=== EXERCISE PROMPT ===
Print all of the lines exactly. Any picture among them stays out.

Figure collection entries
%%

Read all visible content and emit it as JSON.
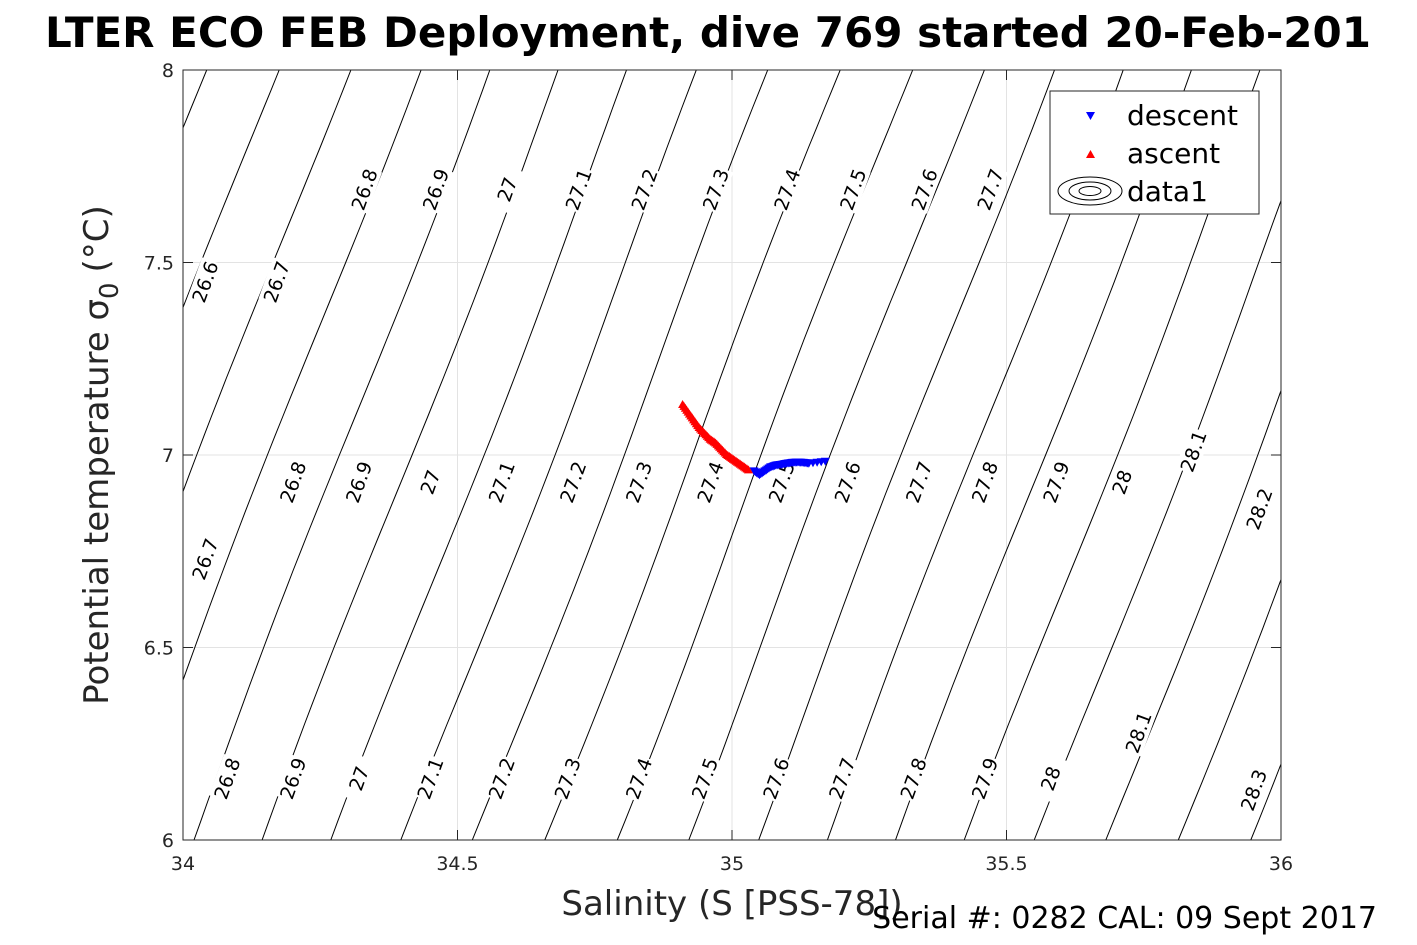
{
  "chart_data": {
    "type": "scatter",
    "title": "LTER ECO FEB Deployment, dive 769 started 20-Feb-201",
    "xlabel": "Salinity (S [PSS-78])",
    "ylabel_main": "Potential temperature σ",
    "ylabel_sub": "0",
    "ylabel_unit": "(°C)",
    "footnote": "Serial #: 0282  CAL: 09 Sept 2017",
    "xlim": [
      34,
      36
    ],
    "ylim": [
      6,
      8
    ],
    "xticks": [
      34,
      34.5,
      35,
      35.5,
      36
    ],
    "xtick_labels": [
      "34",
      "34.5",
      "35",
      "35.5",
      "36"
    ],
    "yticks": [
      6,
      6.5,
      7,
      7.5,
      8
    ],
    "ytick_labels": [
      "6",
      "6.5",
      "7",
      "7.5",
      "8"
    ],
    "grid": true,
    "legend_position": "top-right",
    "series": [
      {
        "name": "descent",
        "marker": "triangle-down",
        "color": "#0000ff",
        "x": [
          35.04,
          35.05,
          35.06,
          35.07,
          35.08,
          35.09,
          35.1,
          35.11,
          35.12,
          35.13,
          35.14,
          35.17
        ],
        "y": [
          6.96,
          6.95,
          6.96,
          6.97,
          6.975,
          6.977,
          6.98,
          6.982,
          6.983,
          6.982,
          6.98,
          6.985
        ]
      },
      {
        "name": "ascent",
        "marker": "triangle-up",
        "color": "#ff0000",
        "x": [
          34.91,
          34.92,
          34.93,
          34.94,
          34.95,
          34.96,
          34.97,
          34.98,
          34.99,
          35.0,
          35.01,
          35.02,
          35.03
        ],
        "y": [
          7.13,
          7.11,
          7.09,
          7.07,
          7.055,
          7.04,
          7.03,
          7.015,
          7.0,
          6.99,
          6.98,
          6.97,
          6.96
        ]
      },
      {
        "name": "data1",
        "marker": "contour",
        "color": "#000000"
      }
    ],
    "contour_levels": [
      26.6,
      26.7,
      26.8,
      26.9,
      27,
      27.1,
      27.2,
      27.3,
      27.4,
      27.5,
      27.6,
      27.7,
      27.8,
      27.9,
      28,
      28.1,
      28.2,
      28.3
    ],
    "contour_labels": [
      {
        "text": "26.6",
        "s": 34.04,
        "t": 7.45
      },
      {
        "text": "26.7",
        "s": 34.17,
        "t": 7.45
      },
      {
        "text": "26.8",
        "s": 34.33,
        "t": 7.69
      },
      {
        "text": "26.9",
        "s": 34.46,
        "t": 7.69
      },
      {
        "text": "27",
        "s": 34.59,
        "t": 7.69
      },
      {
        "text": "27.1",
        "s": 34.72,
        "t": 7.69
      },
      {
        "text": "27.2",
        "s": 34.84,
        "t": 7.69
      },
      {
        "text": "27.3",
        "s": 34.97,
        "t": 7.69
      },
      {
        "text": "27.4",
        "s": 35.1,
        "t": 7.69
      },
      {
        "text": "27.5",
        "s": 35.22,
        "t": 7.69
      },
      {
        "text": "27.6",
        "s": 35.35,
        "t": 7.69
      },
      {
        "text": "27.7",
        "s": 35.47,
        "t": 7.69
      },
      {
        "text": "26.8",
        "s": 34.2,
        "t": 6.93
      },
      {
        "text": "26.9",
        "s": 34.32,
        "t": 6.93
      },
      {
        "text": "27",
        "s": 34.45,
        "t": 6.93
      },
      {
        "text": "27.1",
        "s": 34.58,
        "t": 6.93
      },
      {
        "text": "27.2",
        "s": 34.71,
        "t": 6.93
      },
      {
        "text": "27.3",
        "s": 34.83,
        "t": 6.93
      },
      {
        "text": "27.4",
        "s": 34.96,
        "t": 6.93
      },
      {
        "text": "27.5",
        "s": 35.09,
        "t": 6.93
      },
      {
        "text": "27.6",
        "s": 35.21,
        "t": 6.93
      },
      {
        "text": "27.7",
        "s": 35.34,
        "t": 6.93
      },
      {
        "text": "27.8",
        "s": 35.46,
        "t": 6.93
      },
      {
        "text": "27.9",
        "s": 35.59,
        "t": 6.93
      },
      {
        "text": "28",
        "s": 35.71,
        "t": 6.93
      },
      {
        "text": "28.1",
        "s": 35.84,
        "t": 7.01
      },
      {
        "text": "28.2",
        "s": 35.96,
        "t": 6.86
      },
      {
        "text": "26.7",
        "s": 34.04,
        "t": 6.73
      },
      {
        "text": "26.8",
        "s": 34.08,
        "t": 6.16
      },
      {
        "text": "26.9",
        "s": 34.2,
        "t": 6.16
      },
      {
        "text": "27",
        "s": 34.32,
        "t": 6.16
      },
      {
        "text": "27.1",
        "s": 34.45,
        "t": 6.16
      },
      {
        "text": "27.2",
        "s": 34.58,
        "t": 6.16
      },
      {
        "text": "27.3",
        "s": 34.7,
        "t": 6.16
      },
      {
        "text": "27.4",
        "s": 34.83,
        "t": 6.16
      },
      {
        "text": "27.5",
        "s": 34.95,
        "t": 6.16
      },
      {
        "text": "27.6",
        "s": 35.08,
        "t": 6.16
      },
      {
        "text": "27.7",
        "s": 35.2,
        "t": 6.16
      },
      {
        "text": "27.8",
        "s": 35.33,
        "t": 6.16
      },
      {
        "text": "27.9",
        "s": 35.46,
        "t": 6.16
      },
      {
        "text": "28",
        "s": 35.58,
        "t": 6.16
      },
      {
        "text": "28.1",
        "s": 35.74,
        "t": 6.28
      },
      {
        "text": "28.3",
        "s": 35.95,
        "t": 6.13
      }
    ]
  }
}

%%

=== RESULT OF THE TASK ===
Read all visible content and emit it as JSON.
{
  "chart_data": {
    "type": "scatter",
    "title": "LTER ECO FEB Deployment, dive 769 started 20-Feb-201",
    "xlabel": "Salinity (S [PSS-78])",
    "ylabel_main": "Potential temperature σ",
    "ylabel_sub": "0",
    "ylabel_unit": "(°C)",
    "footnote": "Serial #: 0282  CAL: 09 Sept 2017",
    "xlim": [
      34,
      36
    ],
    "ylim": [
      6,
      8
    ],
    "xticks": [
      34,
      34.5,
      35,
      35.5,
      36
    ],
    "xtick_labels": [
      "34",
      "34.5",
      "35",
      "35.5",
      "36"
    ],
    "yticks": [
      6,
      6.5,
      7,
      7.5,
      8
    ],
    "ytick_labels": [
      "6",
      "6.5",
      "7",
      "7.5",
      "8"
    ],
    "grid": true,
    "legend_position": "top-right",
    "series": [
      {
        "name": "descent",
        "marker": "triangle-down",
        "color": "#0000ff",
        "x": [
          35.04,
          35.05,
          35.06,
          35.07,
          35.08,
          35.09,
          35.1,
          35.11,
          35.12,
          35.13,
          35.14,
          35.17
        ],
        "y": [
          6.96,
          6.95,
          6.96,
          6.97,
          6.975,
          6.977,
          6.98,
          6.982,
          6.983,
          6.982,
          6.98,
          6.985
        ]
      },
      {
        "name": "ascent",
        "marker": "triangle-up",
        "color": "#ff0000",
        "x": [
          34.91,
          34.92,
          34.93,
          34.94,
          34.95,
          34.96,
          34.97,
          34.98,
          34.99,
          35.0,
          35.01,
          35.02,
          35.03
        ],
        "y": [
          7.13,
          7.11,
          7.09,
          7.07,
          7.055,
          7.04,
          7.03,
          7.015,
          7.0,
          6.99,
          6.98,
          6.97,
          6.96
        ]
      },
      {
        "name": "data1",
        "marker": "contour",
        "color": "#000000"
      }
    ],
    "contour_levels": [
      26.6,
      26.7,
      26.8,
      26.9,
      27,
      27.1,
      27.2,
      27.3,
      27.4,
      27.5,
      27.6,
      27.7,
      27.8,
      27.9,
      28,
      28.1,
      28.2,
      28.3
    ],
    "contour_labels": [
      {
        "text": "26.6",
        "s": 34.04,
        "t": 7.45
      },
      {
        "text": "26.7",
        "s": 34.17,
        "t": 7.45
      },
      {
        "text": "26.8",
        "s": 34.33,
        "t": 7.69
      },
      {
        "text": "26.9",
        "s": 34.46,
        "t": 7.69
      },
      {
        "text": "27",
        "s": 34.59,
        "t": 7.69
      },
      {
        "text": "27.1",
        "s": 34.72,
        "t": 7.69
      },
      {
        "text": "27.2",
        "s": 34.84,
        "t": 7.69
      },
      {
        "text": "27.3",
        "s": 34.97,
        "t": 7.69
      },
      {
        "text": "27.4",
        "s": 35.1,
        "t": 7.69
      },
      {
        "text": "27.5",
        "s": 35.22,
        "t": 7.69
      },
      {
        "text": "27.6",
        "s": 35.35,
        "t": 7.69
      },
      {
        "text": "27.7",
        "s": 35.47,
        "t": 7.69
      },
      {
        "text": "26.8",
        "s": 34.2,
        "t": 6.93
      },
      {
        "text": "26.9",
        "s": 34.32,
        "t": 6.93
      },
      {
        "text": "27",
        "s": 34.45,
        "t": 6.93
      },
      {
        "text": "27.1",
        "s": 34.58,
        "t": 6.93
      },
      {
        "text": "27.2",
        "s": 34.71,
        "t": 6.93
      },
      {
        "text": "27.3",
        "s": 34.83,
        "t": 6.93
      },
      {
        "text": "27.4",
        "s": 34.96,
        "t": 6.93
      },
      {
        "text": "27.5",
        "s": 35.09,
        "t": 6.93
      },
      {
        "text": "27.6",
        "s": 35.21,
        "t": 6.93
      },
      {
        "text": "27.7",
        "s": 35.34,
        "t": 6.93
      },
      {
        "text": "27.8",
        "s": 35.46,
        "t": 6.93
      },
      {
        "text": "27.9",
        "s": 35.59,
        "t": 6.93
      },
      {
        "text": "28",
        "s": 35.71,
        "t": 6.93
      },
      {
        "text": "28.1",
        "s": 35.84,
        "t": 7.01
      },
      {
        "text": "28.2",
        "s": 35.96,
        "t": 6.86
      },
      {
        "text": "26.7",
        "s": 34.04,
        "t": 6.73
      },
      {
        "text": "26.8",
        "s": 34.08,
        "t": 6.16
      },
      {
        "text": "26.9",
        "s": 34.2,
        "t": 6.16
      },
      {
        "text": "27",
        "s": 34.32,
        "t": 6.16
      },
      {
        "text": "27.1",
        "s": 34.45,
        "t": 6.16
      },
      {
        "text": "27.2",
        "s": 34.58,
        "t": 6.16
      },
      {
        "text": "27.3",
        "s": 34.7,
        "t": 6.16
      },
      {
        "text": "27.4",
        "s": 34.83,
        "t": 6.16
      },
      {
        "text": "27.5",
        "s": 34.95,
        "t": 6.16
      },
      {
        "text": "27.6",
        "s": 35.08,
        "t": 6.16
      },
      {
        "text": "27.7",
        "s": 35.2,
        "t": 6.16
      },
      {
        "text": "27.8",
        "s": 35.33,
        "t": 6.16
      },
      {
        "text": "27.9",
        "s": 35.46,
        "t": 6.16
      },
      {
        "text": "28",
        "s": 35.58,
        "t": 6.16
      },
      {
        "text": "28.1",
        "s": 35.74,
        "t": 6.28
      },
      {
        "text": "28.3",
        "s": 35.95,
        "t": 6.13
      }
    ]
  }
}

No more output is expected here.